REQUIRED WORK:
Return all of the data exactly as given.

SUPPLIED DATA:
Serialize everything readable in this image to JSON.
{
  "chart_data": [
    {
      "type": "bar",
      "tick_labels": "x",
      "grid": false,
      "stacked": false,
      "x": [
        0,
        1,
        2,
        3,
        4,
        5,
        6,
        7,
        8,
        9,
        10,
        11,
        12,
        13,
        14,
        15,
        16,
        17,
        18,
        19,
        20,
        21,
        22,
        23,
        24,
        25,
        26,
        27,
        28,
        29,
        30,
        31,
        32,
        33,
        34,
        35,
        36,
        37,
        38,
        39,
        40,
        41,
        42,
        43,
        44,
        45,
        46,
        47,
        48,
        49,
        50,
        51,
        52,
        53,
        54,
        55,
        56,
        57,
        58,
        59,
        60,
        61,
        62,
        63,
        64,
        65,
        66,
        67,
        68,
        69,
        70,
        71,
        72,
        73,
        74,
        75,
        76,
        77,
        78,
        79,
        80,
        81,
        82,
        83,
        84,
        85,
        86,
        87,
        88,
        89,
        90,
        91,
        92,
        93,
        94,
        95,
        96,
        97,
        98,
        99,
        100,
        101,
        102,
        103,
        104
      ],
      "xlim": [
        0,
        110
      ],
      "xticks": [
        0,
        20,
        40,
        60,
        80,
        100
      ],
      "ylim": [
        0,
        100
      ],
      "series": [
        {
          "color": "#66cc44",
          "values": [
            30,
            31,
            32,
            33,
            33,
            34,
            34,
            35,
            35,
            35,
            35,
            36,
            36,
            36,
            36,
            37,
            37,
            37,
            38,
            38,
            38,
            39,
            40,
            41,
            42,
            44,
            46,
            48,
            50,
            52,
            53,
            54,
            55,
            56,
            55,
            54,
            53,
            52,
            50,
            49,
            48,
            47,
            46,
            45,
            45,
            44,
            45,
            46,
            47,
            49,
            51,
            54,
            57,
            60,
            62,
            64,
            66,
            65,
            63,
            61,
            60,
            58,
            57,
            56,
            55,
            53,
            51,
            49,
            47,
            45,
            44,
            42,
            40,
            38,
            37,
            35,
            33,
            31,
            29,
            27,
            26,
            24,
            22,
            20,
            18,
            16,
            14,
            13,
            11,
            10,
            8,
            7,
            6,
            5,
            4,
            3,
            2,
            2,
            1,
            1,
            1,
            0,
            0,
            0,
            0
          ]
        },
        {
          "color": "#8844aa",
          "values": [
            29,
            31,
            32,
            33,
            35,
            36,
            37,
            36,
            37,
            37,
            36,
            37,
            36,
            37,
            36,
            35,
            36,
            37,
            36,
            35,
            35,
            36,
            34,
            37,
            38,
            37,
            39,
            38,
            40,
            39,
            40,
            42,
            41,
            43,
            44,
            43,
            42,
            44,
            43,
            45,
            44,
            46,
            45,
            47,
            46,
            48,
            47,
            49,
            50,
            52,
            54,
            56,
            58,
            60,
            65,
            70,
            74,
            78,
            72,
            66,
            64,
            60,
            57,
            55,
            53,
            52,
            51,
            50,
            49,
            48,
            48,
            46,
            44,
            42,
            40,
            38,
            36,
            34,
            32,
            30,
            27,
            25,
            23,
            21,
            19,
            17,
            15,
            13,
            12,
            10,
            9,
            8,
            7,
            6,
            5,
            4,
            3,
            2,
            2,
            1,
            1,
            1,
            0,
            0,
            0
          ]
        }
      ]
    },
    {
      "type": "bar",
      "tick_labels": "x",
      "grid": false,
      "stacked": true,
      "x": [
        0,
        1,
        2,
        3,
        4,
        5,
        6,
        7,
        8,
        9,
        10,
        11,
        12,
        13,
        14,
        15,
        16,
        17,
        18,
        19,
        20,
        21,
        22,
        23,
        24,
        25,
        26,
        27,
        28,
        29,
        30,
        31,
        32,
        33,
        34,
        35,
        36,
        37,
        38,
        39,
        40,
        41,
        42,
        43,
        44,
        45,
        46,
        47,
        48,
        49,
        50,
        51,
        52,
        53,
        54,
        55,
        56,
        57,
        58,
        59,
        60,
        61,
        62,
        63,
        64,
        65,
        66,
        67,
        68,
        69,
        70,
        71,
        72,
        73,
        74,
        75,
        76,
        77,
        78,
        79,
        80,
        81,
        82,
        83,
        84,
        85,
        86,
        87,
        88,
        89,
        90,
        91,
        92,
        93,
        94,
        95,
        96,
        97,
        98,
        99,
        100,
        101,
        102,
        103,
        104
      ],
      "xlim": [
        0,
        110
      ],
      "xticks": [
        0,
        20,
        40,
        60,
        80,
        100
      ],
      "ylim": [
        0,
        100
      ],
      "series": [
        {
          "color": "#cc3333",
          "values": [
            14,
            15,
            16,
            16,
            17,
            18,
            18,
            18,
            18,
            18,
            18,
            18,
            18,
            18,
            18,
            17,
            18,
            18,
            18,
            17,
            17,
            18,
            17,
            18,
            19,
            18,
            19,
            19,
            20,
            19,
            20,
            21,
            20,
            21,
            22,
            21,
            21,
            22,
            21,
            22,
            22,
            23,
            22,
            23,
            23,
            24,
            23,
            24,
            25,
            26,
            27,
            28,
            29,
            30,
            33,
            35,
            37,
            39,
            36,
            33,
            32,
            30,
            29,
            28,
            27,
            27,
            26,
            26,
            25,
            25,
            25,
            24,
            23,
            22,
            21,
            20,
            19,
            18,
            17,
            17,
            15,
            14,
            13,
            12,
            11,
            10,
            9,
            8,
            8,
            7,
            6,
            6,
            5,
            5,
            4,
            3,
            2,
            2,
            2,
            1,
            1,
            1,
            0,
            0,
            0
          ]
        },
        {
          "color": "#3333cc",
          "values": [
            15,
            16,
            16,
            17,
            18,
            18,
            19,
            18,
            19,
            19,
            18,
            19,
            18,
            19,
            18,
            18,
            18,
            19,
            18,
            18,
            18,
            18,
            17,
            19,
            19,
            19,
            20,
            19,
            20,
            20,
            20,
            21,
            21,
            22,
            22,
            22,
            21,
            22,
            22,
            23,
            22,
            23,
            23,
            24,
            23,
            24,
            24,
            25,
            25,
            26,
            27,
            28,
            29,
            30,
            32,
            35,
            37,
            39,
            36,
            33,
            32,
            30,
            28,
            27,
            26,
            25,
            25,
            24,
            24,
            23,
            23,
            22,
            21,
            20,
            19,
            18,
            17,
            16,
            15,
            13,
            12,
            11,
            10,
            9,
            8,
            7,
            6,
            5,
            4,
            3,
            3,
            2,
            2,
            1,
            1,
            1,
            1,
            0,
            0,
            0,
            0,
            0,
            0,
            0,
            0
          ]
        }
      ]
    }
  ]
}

FINISHED ANSWER:
Serialize everything readable in this image to JSON.
{
  "chart_data": [
    {
      "type": "bar",
      "tick_labels": "x",
      "grid": false,
      "stacked": false,
      "x": [
        0,
        1,
        2,
        3,
        4,
        5,
        6,
        7,
        8,
        9,
        10,
        11,
        12,
        13,
        14,
        15,
        16,
        17,
        18,
        19,
        20,
        21,
        22,
        23,
        24,
        25,
        26,
        27,
        28,
        29,
        30,
        31,
        32,
        33,
        34,
        35,
        36,
        37,
        38,
        39,
        40,
        41,
        42,
        43,
        44,
        45,
        46,
        47,
        48,
        49,
        50,
        51,
        52,
        53,
        54,
        55,
        56,
        57,
        58,
        59,
        60,
        61,
        62,
        63,
        64,
        65,
        66,
        67,
        68,
        69,
        70,
        71,
        72,
        73,
        74,
        75,
        76,
        77,
        78,
        79,
        80,
        81,
        82,
        83,
        84,
        85,
        86,
        87,
        88,
        89,
        90,
        91,
        92,
        93,
        94,
        95,
        96,
        97,
        98,
        99,
        100,
        101,
        102,
        103,
        104
      ],
      "xlim": [
        0,
        110
      ],
      "xticks": [
        0,
        20,
        40,
        60,
        80,
        100
      ],
      "ylim": [
        0,
        100
      ],
      "series": [
        {
          "color": "#66cc44",
          "values": [
            30,
            31,
            32,
            33,
            33,
            34,
            34,
            35,
            35,
            35,
            35,
            36,
            36,
            36,
            36,
            37,
            37,
            37,
            38,
            38,
            38,
            39,
            40,
            41,
            42,
            44,
            46,
            48,
            50,
            52,
            53,
            54,
            55,
            56,
            55,
            54,
            53,
            52,
            50,
            49,
            48,
            47,
            46,
            45,
            45,
            44,
            45,
            46,
            47,
            49,
            51,
            54,
            57,
            60,
            62,
            64,
            66,
            65,
            63,
            61,
            60,
            58,
            57,
            56,
            55,
            53,
            51,
            49,
            47,
            45,
            44,
            42,
            40,
            38,
            37,
            35,
            33,
            31,
            29,
            27,
            26,
            24,
            22,
            20,
            18,
            16,
            14,
            13,
            11,
            10,
            8,
            7,
            6,
            5,
            4,
            3,
            2,
            2,
            1,
            1,
            1,
            0,
            0,
            0,
            0
          ]
        },
        {
          "color": "#8844aa",
          "values": [
            29,
            31,
            32,
            33,
            35,
            36,
            37,
            36,
            37,
            37,
            36,
            37,
            36,
            37,
            36,
            35,
            36,
            37,
            36,
            35,
            35,
            36,
            34,
            37,
            38,
            37,
            39,
            38,
            40,
            39,
            40,
            42,
            41,
            43,
            44,
            43,
            42,
            44,
            43,
            45,
            44,
            46,
            45,
            47,
            46,
            48,
            47,
            49,
            50,
            52,
            54,
            56,
            58,
            60,
            65,
            70,
            74,
            78,
            72,
            66,
            64,
            60,
            57,
            55,
            53,
            52,
            51,
            50,
            49,
            48,
            48,
            46,
            44,
            42,
            40,
            38,
            36,
            34,
            32,
            30,
            27,
            25,
            23,
            21,
            19,
            17,
            15,
            13,
            12,
            10,
            9,
            8,
            7,
            6,
            5,
            4,
            3,
            2,
            2,
            1,
            1,
            1,
            0,
            0,
            0
          ]
        }
      ]
    },
    {
      "type": "bar",
      "tick_labels": "x",
      "grid": false,
      "stacked": true,
      "x": [
        0,
        1,
        2,
        3,
        4,
        5,
        6,
        7,
        8,
        9,
        10,
        11,
        12,
        13,
        14,
        15,
        16,
        17,
        18,
        19,
        20,
        21,
        22,
        23,
        24,
        25,
        26,
        27,
        28,
        29,
        30,
        31,
        32,
        33,
        34,
        35,
        36,
        37,
        38,
        39,
        40,
        41,
        42,
        43,
        44,
        45,
        46,
        47,
        48,
        49,
        50,
        51,
        52,
        53,
        54,
        55,
        56,
        57,
        58,
        59,
        60,
        61,
        62,
        63,
        64,
        65,
        66,
        67,
        68,
        69,
        70,
        71,
        72,
        73,
        74,
        75,
        76,
        77,
        78,
        79,
        80,
        81,
        82,
        83,
        84,
        85,
        86,
        87,
        88,
        89,
        90,
        91,
        92,
        93,
        94,
        95,
        96,
        97,
        98,
        99,
        100,
        101,
        102,
        103,
        104
      ],
      "xlim": [
        0,
        110
      ],
      "xticks": [
        0,
        20,
        40,
        60,
        80,
        100
      ],
      "ylim": [
        0,
        100
      ],
      "series": [
        {
          "color": "#cc3333",
          "values": [
            14,
            15,
            16,
            16,
            17,
            18,
            18,
            18,
            18,
            18,
            18,
            18,
            18,
            18,
            18,
            17,
            18,
            18,
            18,
            17,
            17,
            18,
            17,
            18,
            19,
            18,
            19,
            19,
            20,
            19,
            20,
            21,
            20,
            21,
            22,
            21,
            21,
            22,
            21,
            22,
            22,
            23,
            22,
            23,
            23,
            24,
            23,
            24,
            25,
            26,
            27,
            28,
            29,
            30,
            33,
            35,
            37,
            39,
            36,
            33,
            32,
            30,
            29,
            28,
            27,
            27,
            26,
            26,
            25,
            25,
            25,
            24,
            23,
            22,
            21,
            20,
            19,
            18,
            17,
            17,
            15,
            14,
            13,
            12,
            11,
            10,
            9,
            8,
            8,
            7,
            6,
            6,
            5,
            5,
            4,
            3,
            2,
            2,
            2,
            1,
            1,
            1,
            0,
            0,
            0
          ]
        },
        {
          "color": "#3333cc",
          "values": [
            15,
            16,
            16,
            17,
            18,
            18,
            19,
            18,
            19,
            19,
            18,
            19,
            18,
            19,
            18,
            18,
            18,
            19,
            18,
            18,
            18,
            18,
            17,
            19,
            19,
            19,
            20,
            19,
            20,
            20,
            20,
            21,
            21,
            22,
            22,
            22,
            21,
            22,
            22,
            23,
            22,
            23,
            23,
            24,
            23,
            24,
            24,
            25,
            25,
            26,
            27,
            28,
            29,
            30,
            32,
            35,
            37,
            39,
            36,
            33,
            32,
            30,
            28,
            27,
            26,
            25,
            25,
            24,
            24,
            23,
            23,
            22,
            21,
            20,
            19,
            18,
            17,
            16,
            15,
            13,
            12,
            11,
            10,
            9,
            8,
            7,
            6,
            5,
            4,
            3,
            3,
            2,
            2,
            1,
            1,
            1,
            1,
            0,
            0,
            0,
            0,
            0,
            0,
            0,
            0
          ]
        }
      ]
    }
  ]
}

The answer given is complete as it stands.